═══ Exercise materials ═══

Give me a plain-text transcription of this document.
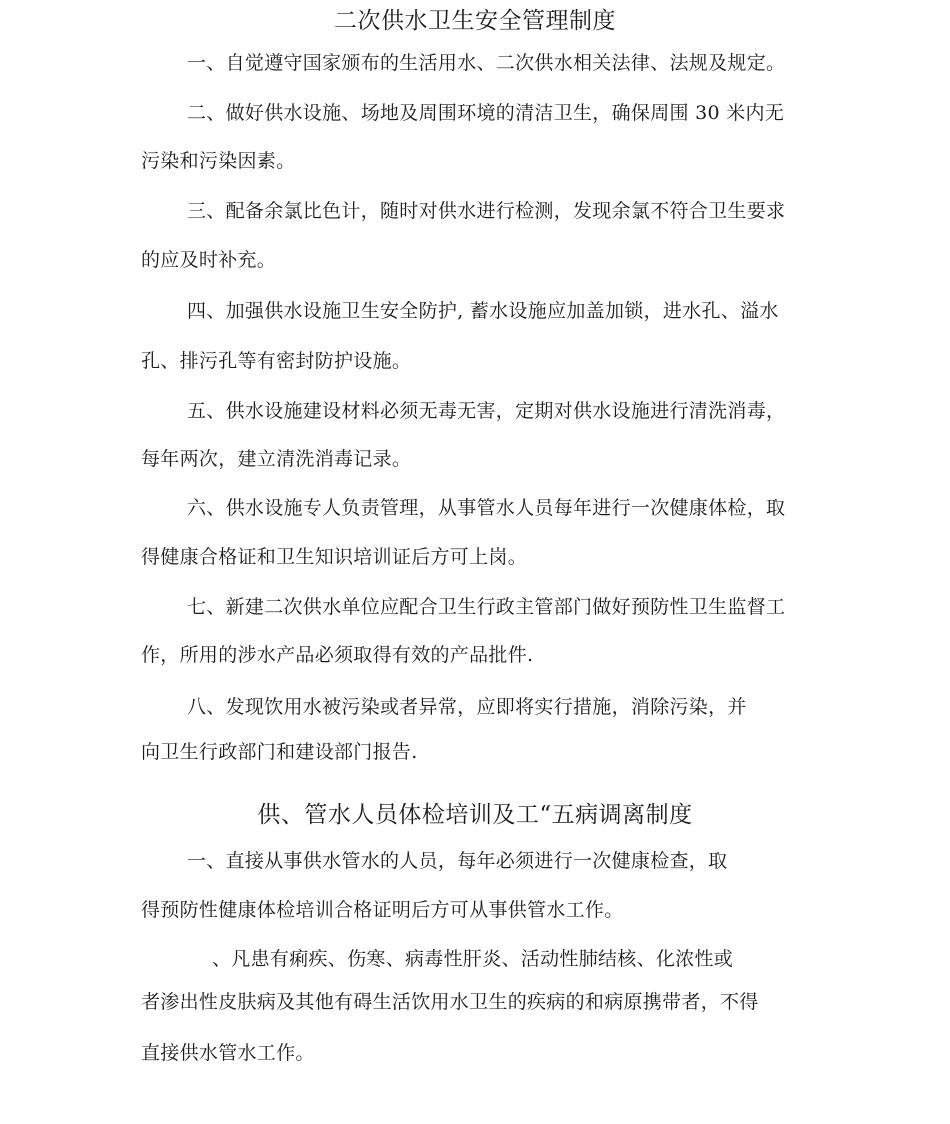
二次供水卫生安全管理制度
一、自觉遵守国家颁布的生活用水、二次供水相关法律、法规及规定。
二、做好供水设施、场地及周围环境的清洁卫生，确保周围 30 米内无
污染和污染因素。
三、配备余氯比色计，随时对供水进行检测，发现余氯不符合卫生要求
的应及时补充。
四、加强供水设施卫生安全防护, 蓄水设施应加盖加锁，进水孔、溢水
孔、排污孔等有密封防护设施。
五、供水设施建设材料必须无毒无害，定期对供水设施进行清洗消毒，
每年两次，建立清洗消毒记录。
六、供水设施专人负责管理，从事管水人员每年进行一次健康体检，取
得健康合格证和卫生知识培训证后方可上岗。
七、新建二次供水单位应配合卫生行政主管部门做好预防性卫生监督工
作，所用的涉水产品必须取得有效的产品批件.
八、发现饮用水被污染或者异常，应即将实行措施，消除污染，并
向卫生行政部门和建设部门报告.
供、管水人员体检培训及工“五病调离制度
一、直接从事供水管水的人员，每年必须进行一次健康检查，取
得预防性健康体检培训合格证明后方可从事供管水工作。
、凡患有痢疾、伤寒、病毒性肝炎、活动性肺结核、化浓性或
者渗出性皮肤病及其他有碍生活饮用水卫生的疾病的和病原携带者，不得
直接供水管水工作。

═══
═══ Exercise materials ═══

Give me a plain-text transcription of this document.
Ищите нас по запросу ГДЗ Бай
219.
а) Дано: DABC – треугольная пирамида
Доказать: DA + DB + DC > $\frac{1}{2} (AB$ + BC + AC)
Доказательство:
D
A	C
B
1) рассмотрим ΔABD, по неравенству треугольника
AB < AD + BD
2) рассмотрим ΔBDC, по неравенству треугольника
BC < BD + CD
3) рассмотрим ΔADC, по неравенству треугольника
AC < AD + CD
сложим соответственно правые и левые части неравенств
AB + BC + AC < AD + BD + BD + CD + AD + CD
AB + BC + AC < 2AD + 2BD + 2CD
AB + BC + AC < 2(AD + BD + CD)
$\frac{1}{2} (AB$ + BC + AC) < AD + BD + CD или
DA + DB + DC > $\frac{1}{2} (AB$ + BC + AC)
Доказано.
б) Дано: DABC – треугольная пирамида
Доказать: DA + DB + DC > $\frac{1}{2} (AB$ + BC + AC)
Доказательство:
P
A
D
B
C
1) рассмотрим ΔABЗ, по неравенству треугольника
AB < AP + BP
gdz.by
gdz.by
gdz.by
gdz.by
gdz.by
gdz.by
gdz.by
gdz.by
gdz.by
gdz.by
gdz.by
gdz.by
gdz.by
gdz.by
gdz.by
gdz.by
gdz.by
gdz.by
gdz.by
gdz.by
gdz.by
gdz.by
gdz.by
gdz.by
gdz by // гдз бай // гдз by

═══

## Problem to work on
Report how many lines in the data contain the word "DABC", with no words besides the number.

## Worked solution
2